* start *

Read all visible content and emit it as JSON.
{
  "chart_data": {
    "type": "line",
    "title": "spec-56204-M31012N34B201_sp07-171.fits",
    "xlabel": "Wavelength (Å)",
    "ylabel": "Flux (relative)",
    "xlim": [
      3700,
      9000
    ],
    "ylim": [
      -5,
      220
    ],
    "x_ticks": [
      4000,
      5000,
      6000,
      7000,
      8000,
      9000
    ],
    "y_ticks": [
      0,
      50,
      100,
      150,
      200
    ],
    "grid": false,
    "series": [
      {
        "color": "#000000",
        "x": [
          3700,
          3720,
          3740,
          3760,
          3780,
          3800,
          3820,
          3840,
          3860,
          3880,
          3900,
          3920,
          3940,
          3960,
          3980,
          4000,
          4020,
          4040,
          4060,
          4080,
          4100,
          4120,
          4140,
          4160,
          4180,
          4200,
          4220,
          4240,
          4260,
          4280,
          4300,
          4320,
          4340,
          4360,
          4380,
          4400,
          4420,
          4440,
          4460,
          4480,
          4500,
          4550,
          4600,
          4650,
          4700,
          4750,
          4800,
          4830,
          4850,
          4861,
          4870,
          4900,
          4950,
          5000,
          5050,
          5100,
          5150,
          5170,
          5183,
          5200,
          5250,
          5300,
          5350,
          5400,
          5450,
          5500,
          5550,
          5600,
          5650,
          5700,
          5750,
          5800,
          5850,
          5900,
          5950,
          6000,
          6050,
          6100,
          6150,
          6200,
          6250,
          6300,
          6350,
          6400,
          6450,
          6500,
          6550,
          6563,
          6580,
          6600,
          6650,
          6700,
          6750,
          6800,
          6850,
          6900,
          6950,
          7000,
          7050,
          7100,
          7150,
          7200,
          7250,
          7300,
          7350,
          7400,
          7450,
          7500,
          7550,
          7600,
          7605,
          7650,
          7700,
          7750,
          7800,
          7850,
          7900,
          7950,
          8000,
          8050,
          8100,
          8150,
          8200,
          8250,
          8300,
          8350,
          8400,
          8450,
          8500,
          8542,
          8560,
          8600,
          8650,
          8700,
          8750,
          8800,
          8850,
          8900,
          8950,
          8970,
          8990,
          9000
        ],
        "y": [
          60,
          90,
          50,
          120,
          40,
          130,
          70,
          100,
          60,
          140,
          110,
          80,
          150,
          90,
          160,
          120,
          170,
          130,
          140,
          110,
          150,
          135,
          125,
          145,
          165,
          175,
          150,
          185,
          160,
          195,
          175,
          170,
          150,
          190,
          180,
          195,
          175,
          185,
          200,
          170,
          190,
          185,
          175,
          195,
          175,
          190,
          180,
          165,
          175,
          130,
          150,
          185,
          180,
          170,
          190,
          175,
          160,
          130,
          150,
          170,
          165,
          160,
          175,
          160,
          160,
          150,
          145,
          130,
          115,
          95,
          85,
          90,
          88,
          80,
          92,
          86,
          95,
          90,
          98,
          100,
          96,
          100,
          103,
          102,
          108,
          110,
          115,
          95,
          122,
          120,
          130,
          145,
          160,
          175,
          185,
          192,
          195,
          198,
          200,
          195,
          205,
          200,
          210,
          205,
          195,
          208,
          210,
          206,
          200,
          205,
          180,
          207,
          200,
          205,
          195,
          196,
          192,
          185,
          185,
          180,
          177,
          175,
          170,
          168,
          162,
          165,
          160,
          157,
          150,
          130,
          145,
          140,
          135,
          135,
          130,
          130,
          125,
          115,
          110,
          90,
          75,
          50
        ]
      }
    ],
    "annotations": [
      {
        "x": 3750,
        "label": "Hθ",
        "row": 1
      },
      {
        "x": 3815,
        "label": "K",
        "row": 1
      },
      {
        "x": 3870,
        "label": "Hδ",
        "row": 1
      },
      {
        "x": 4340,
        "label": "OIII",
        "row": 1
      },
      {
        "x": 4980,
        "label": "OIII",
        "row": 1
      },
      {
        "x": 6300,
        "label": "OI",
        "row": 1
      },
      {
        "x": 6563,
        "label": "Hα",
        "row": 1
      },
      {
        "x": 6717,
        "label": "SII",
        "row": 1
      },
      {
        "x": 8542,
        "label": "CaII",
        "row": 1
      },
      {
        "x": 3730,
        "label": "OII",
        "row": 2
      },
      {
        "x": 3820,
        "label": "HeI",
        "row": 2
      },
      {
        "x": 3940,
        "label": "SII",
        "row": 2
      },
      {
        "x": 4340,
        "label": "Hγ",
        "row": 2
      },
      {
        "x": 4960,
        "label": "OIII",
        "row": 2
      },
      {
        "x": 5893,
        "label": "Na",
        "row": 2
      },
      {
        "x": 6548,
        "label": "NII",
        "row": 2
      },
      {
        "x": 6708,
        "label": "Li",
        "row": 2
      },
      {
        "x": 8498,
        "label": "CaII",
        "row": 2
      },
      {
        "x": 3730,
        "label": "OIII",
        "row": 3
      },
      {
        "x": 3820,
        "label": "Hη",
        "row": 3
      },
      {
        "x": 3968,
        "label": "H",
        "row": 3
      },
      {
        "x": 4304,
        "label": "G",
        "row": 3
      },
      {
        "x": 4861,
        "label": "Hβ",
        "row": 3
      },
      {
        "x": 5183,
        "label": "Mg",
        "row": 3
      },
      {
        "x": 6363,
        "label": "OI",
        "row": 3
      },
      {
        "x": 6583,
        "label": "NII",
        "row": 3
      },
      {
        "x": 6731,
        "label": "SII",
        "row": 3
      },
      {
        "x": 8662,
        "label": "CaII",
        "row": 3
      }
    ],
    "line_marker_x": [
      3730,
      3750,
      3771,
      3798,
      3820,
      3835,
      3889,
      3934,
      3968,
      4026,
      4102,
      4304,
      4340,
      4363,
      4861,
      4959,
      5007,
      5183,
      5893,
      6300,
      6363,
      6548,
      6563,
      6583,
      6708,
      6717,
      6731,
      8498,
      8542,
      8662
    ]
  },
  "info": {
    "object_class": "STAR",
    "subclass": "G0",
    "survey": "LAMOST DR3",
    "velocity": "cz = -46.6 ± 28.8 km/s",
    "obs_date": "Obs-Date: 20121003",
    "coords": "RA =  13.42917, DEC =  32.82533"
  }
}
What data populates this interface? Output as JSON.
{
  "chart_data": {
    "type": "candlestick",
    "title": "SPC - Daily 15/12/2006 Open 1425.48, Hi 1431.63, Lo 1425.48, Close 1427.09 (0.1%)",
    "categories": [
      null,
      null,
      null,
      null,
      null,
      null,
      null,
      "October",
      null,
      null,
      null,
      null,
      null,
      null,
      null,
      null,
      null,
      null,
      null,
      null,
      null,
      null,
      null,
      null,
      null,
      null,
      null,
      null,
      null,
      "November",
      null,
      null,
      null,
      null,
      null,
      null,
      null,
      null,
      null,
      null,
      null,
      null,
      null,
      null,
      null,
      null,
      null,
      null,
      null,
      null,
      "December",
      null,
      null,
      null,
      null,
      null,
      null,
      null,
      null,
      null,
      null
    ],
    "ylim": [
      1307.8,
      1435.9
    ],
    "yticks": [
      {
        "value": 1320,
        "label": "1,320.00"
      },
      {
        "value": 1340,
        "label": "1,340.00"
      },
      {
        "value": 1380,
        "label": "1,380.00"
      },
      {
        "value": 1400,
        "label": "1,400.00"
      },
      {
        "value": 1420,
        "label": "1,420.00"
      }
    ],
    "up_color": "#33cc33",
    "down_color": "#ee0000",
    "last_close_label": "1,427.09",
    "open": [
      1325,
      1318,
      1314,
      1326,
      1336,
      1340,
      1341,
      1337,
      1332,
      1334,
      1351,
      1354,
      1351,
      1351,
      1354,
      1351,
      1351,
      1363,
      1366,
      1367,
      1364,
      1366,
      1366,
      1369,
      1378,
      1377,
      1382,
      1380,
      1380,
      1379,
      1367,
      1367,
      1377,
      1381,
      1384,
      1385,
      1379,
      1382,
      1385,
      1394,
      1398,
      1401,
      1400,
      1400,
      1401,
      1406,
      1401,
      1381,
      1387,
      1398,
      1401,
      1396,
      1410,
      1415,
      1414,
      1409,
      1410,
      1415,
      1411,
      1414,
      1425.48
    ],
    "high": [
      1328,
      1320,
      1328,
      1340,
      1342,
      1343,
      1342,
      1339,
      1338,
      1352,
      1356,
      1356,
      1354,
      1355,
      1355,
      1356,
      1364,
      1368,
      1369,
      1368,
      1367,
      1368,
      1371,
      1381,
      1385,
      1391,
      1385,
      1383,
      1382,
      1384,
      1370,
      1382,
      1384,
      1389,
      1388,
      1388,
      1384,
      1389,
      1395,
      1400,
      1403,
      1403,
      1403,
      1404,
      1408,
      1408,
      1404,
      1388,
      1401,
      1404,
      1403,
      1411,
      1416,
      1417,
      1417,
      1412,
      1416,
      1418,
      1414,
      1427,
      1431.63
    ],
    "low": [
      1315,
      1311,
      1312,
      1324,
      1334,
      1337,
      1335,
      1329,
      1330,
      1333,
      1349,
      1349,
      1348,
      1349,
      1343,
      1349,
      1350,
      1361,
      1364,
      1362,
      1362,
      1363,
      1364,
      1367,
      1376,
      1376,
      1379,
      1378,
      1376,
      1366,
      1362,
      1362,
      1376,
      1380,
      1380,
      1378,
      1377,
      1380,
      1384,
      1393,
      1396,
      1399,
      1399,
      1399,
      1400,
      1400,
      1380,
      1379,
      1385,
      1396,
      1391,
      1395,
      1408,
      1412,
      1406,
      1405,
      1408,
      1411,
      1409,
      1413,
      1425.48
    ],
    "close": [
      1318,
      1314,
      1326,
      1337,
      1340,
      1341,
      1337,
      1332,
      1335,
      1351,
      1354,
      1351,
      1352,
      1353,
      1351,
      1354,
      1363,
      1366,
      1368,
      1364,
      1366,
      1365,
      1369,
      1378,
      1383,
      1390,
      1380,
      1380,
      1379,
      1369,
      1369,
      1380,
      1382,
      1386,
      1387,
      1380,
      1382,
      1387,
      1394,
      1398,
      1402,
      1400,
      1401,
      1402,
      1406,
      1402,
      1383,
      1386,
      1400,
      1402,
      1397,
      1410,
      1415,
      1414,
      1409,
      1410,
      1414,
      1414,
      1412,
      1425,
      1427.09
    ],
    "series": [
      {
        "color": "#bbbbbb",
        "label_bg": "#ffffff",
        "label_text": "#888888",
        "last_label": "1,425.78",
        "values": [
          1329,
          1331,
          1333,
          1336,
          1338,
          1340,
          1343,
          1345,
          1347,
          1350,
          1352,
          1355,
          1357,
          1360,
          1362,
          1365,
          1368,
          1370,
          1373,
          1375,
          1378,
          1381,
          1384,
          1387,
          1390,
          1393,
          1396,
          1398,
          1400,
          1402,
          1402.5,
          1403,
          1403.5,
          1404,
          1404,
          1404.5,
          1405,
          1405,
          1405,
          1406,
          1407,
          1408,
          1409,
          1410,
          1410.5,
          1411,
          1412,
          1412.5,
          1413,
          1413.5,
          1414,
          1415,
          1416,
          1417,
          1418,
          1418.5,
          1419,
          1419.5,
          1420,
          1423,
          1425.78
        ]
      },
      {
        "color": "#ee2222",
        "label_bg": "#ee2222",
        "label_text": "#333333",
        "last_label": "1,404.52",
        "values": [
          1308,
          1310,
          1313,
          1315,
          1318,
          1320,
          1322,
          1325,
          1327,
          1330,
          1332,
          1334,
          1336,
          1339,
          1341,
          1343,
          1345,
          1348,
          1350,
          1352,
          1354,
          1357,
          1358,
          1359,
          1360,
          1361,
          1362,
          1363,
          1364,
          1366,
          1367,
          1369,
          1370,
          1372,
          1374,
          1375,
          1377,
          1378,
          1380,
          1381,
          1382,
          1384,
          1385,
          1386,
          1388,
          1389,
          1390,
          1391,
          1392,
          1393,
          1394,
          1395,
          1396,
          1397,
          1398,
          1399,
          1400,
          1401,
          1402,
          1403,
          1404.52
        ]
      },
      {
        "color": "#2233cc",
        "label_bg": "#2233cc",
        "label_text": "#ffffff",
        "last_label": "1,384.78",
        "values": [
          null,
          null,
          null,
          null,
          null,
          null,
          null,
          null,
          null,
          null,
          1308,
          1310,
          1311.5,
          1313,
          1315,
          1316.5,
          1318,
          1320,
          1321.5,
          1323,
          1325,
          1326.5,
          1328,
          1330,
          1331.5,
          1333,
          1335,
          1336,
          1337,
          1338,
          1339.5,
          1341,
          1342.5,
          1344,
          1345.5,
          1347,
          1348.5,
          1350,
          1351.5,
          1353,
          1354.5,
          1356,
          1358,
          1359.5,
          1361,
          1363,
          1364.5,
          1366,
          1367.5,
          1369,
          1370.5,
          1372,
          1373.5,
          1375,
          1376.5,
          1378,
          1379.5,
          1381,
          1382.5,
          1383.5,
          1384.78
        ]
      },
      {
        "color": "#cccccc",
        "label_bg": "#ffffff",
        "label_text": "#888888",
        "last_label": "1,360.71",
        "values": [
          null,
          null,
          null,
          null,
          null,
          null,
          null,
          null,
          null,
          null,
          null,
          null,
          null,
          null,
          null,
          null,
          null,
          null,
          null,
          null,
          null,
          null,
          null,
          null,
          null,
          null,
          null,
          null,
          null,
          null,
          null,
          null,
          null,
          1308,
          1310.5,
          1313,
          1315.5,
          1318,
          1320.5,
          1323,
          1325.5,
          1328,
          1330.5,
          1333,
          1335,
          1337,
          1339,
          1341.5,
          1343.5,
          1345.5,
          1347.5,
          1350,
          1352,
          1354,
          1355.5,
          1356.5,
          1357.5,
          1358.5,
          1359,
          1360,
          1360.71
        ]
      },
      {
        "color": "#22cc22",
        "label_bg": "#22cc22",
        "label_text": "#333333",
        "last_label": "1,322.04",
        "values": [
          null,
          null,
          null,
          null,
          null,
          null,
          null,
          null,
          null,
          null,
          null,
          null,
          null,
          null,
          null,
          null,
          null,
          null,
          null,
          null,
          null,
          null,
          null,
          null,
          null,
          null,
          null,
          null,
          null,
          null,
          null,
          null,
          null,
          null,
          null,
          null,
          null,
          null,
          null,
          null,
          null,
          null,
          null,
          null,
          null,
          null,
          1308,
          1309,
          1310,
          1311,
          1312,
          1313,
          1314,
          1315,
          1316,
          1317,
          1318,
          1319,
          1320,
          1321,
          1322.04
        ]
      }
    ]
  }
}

* end *

=== Goal of the exercise ===
Copy each line of the listing in which the word "title" can be found.

=== Response to the exercise ===
    "title": "spec-56204-M31012N34B201_sp07-171.fits",
    "title": "SPC - Daily 15/12/2006 Open 1425.48, Hi 1431.63, Lo 1425.48, Close 1427.09 (0.1%)",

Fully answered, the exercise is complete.